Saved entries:
##############################

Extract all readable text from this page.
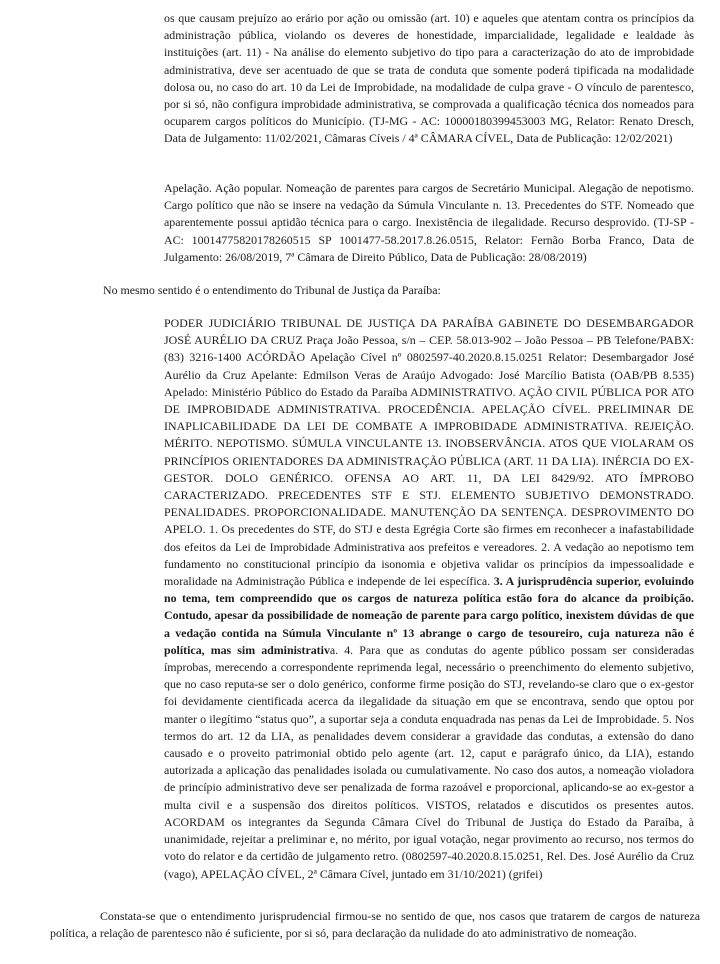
os que causam prejuízo ao erário por ação ou omissão (art. 10) e aqueles que atentam contra os princípios da administração pública, violando os deveres de honestidade, imparcialidade, legalidade e lealdade às instituições (art. 11) - Na análise do elemento subjetivo do tipo para a caracterização do ato de improbidade administrativa, deve ser acentuado de que se trata de conduta que somente poderá tipificada na modalidade dolosa ou, no caso do art. 10 da Lei de Improbidade, na modalidade de culpa grave - O vínculo de parentesco, por si só, não configura improbidade administrativa, se comprovada a qualificação técnica dos nomeados para ocuparem cargos políticos do Município. (TJ-MG - AC: 10000180399453003 MG, Relator: Renato Dresch, Data de Julgamento: 11/02/2021, Câmaras Cíveis / 4ª CÂMARA CÍVEL, Data de Publicação: 12/02/2021)

Apelação. Ação popular. Nomeação de parentes para cargos de Secretário Municipal. Alegação de nepotismo. Cargo político que não se insere na vedação da Súmula Vinculante n. 13. Precedentes do STF. Nomeado que aparentemente possui aptidão técnica para o cargo. Inexistência de ilegalidade. Recurso desprovido. (TJ-SP - AC: 10014775820178260515 SP 1001477-58.2017.8.26.0515, Relator: Fernão Borba Franco, Data de Julgamento: 26/08/2019, 7ª Câmara de Direito Público, Data de Publicação: 28/08/2019)

No mesmo sentido é o entendimento do Tribunal de Justiça da Paraíba:

PODER JUDICIÁRIO TRIBUNAL DE JUSTIÇA DA PARAÍBA GABINETE DO DESEMBARGADOR JOSÉ AURÉLIO DA CRUZ Praça João Pessoa, s/n – CEP. 58.013-902 – João Pessoa – PB Telefone/PABX: (83) 3216-1400 ACÓRDÃO Apelação Cível nº 0802597-40.2020.8.15.0251 Relator: Desembargador José Aurélio da Cruz Apelante: Edmilson Veras de Araújo Advogado: José Marcílio Batista (OAB/PB 8.535) Apelado: Ministério Público do Estado da Paraíba ADMINISTRATIVO. AÇÃO CIVIL PÚBLICA POR ATO DE IMPROBIDADE ADMINISTRATIVA. PROCEDÊNCIA. APELAÇÃO CÍVEL. PRELIMINAR DE INAPLICABILIDADE DA LEI DE COMBATE A IMPROBIDADE ADMINISTRATIVA. REJEIÇÃO. MÉRITO. NEPOTISMO. SÚMULA VINCULANTE 13. INOBSERVÂNCIA. ATOS QUE VIOLARAM OS PRINCÍPIOS ORIENTADORES DA ADMINISTRAÇÃO PÚBLICA (ART. 11 DA LIA). INÉRCIA DO EX-GESTOR. DOLO GENÉRICO. OFENSA AO ART. 11, DA LEI 8429/92. ATO ÍMPROBO CARACTERIZADO. PRECEDENTES STF E STJ. ELEMENTO SUBJETIVO DEMONSTRADO. PENALIDADES. PROPORCIONALIDADE. MANUTENÇÃO DA SENTENÇA. DESPROVIMENTO DO APELO. 1. Os precedentes do STF, do STJ e desta Egrégia Corte são firmes em reconhecer a inafastabilidade dos efeitos da Lei de Improbidade Administrativa aos prefeitos e vereadores. 2. A vedação ao nepotismo tem fundamento no constitucional princípio da isonomia e objetiva validar os princípios da impessoalidade e moralidade na Administração Pública e independe de lei específica. 3. A jurisprudência superior, evoluindo no tema, tem compreendido que os cargos de natureza política estão fora do alcance da proibição. Contudo, apesar da possibilidade de nomeação de parente para cargo político, inexistem dúvidas de que a vedação contida na Súmula Vinculante nº 13 abrange o cargo de tesoureiro, cuja natureza não é política, mas sim administrativa. 4. Para que as condutas do agente público possam ser consideradas ímprobas, merecendo a correspondente reprimenda legal, necessário o preenchimento do elemento subjetivo, que no caso reputa-se ser o dolo genérico, conforme firme posição do STJ, revelando-se claro que o ex-gestor foi devidamente cientificada acerca da ilegalidade da situação em que se encontrava, sendo que optou por manter o ilegítimo “status quo”, a suportar seja a conduta enquadrada nas penas da Lei de Improbidade. 5. Nos termos do art. 12 da LIA, as penalidades devem considerar a gravidade das condutas, a extensão do dano causado e o proveito patrimonial obtido pelo agente (art. 12, caput e parágrafo único, da LIA), estando autorizada a aplicação das penalidades isolada ou cumulativamente. No caso dos autos, a nomeação violadora de princípio administrativo deve ser penalizada de forma razoável e proporcional, aplicando-se ao ex-gestor a multa civil e a suspensão dos direitos políticos. VISTOS, relatados e discutidos os presentes autos. ACORDAM os integrantes da Segunda Câmara Cível do Tribunal de Justiça do Estado da Paraíba, à unanimidade, rejeitar a preliminar e, no mérito, por igual votação, negar provimento ao recurso, nos termos do voto do relator e da certidão de julgamento retro. (0802597-40.2020.8.15.0251, Rel. Des. José Aurélio da Cruz (vago), APELAÇÃO CÍVEL, 2ª Câmara Cível, juntado em 31/10/2021) (grifei)

Constata-se que o entendimento jurisprudencial firmou-se no sentido de que, nos casos que tratarem de cargos de natureza política, a relação de parentesco não é suficiente, por si só, para declaração da nulidade do ato administrativo de nomeação.
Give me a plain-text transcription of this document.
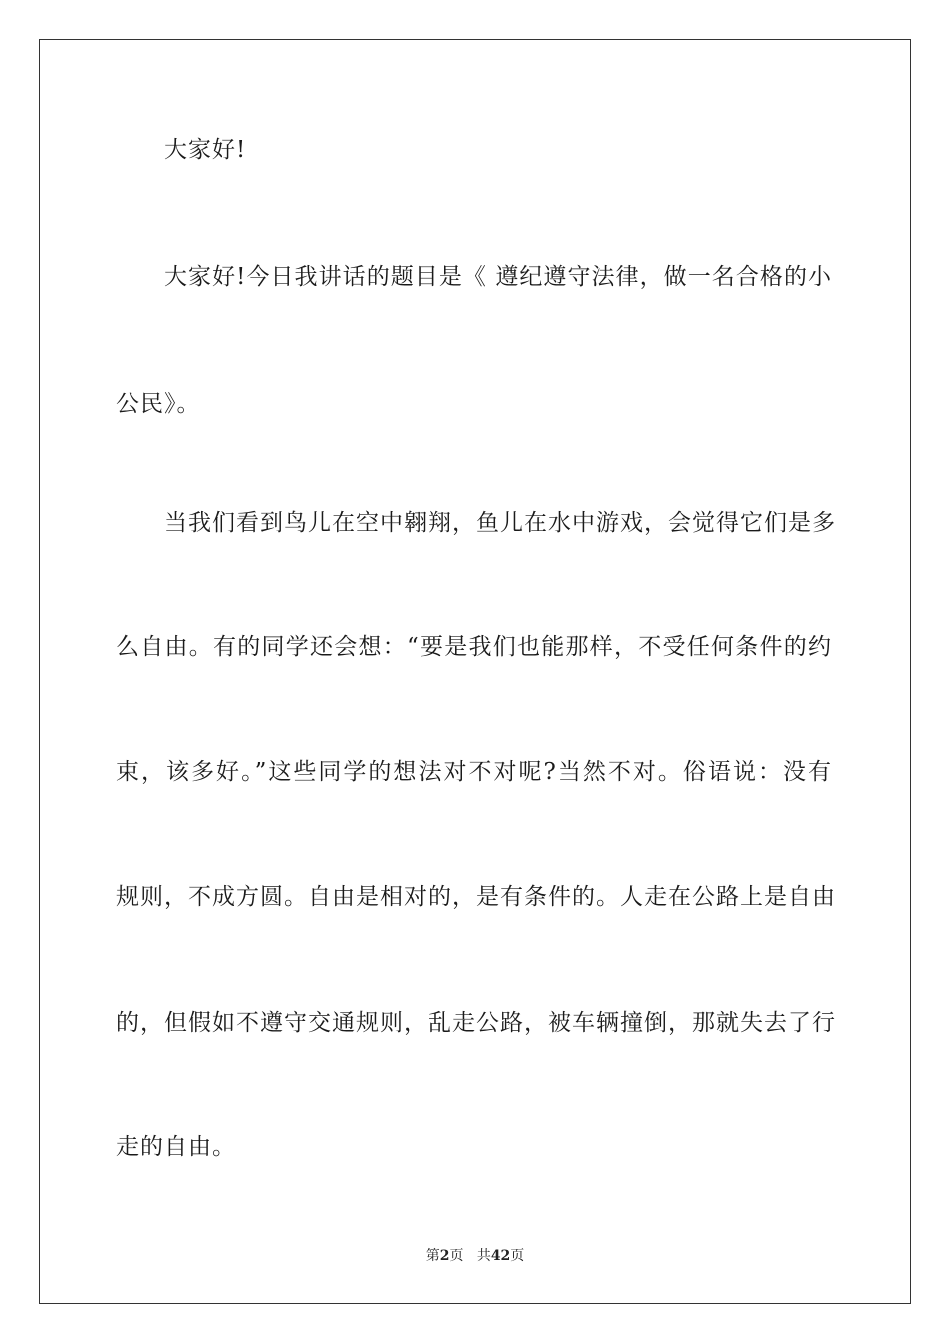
大家好!
大家好!今日我讲话的题目是《 遵纪遵守法律，做一名合格的小
公民》。
当我们看到鸟儿在空中翱翔，鱼儿在水中游戏，会觉得它们是多
么自由。有的同学还会想：“要是我们也能那样，不受任何条件的约
束，该多好。”这些同学的想法对不对呢?当然不对。俗语说：没有
规则，不成方圆。自由是相对的，是有条件的。人走在公路上是自由
的，但假如不遵守交通规则，乱走公路，被车辆撞倒，那就失去了行
走的自由。
第2页 共42页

##############################

◆ Exercise
Leave the pictures out, and please copy only the lines from the one with "Give me a plain-text" through the end of the listing.

◆ Answer to this task
Give me a plain-text transcription of this document.
大家好!
大家好!今日我讲话的题目是《 遵纪遵守法律，做一名合格的小
公民》。
当我们看到鸟儿在空中翱翔，鱼儿在水中游戏，会觉得它们是多
么自由。有的同学还会想：“要是我们也能那样，不受任何条件的约
束，该多好。”这些同学的想法对不对呢?当然不对。俗语说：没有
规则，不成方圆。自由是相对的，是有条件的。人走在公路上是自由
的，但假如不遵守交通规则，乱走公路，被车辆撞倒，那就失去了行
走的自由。
第2页 共42页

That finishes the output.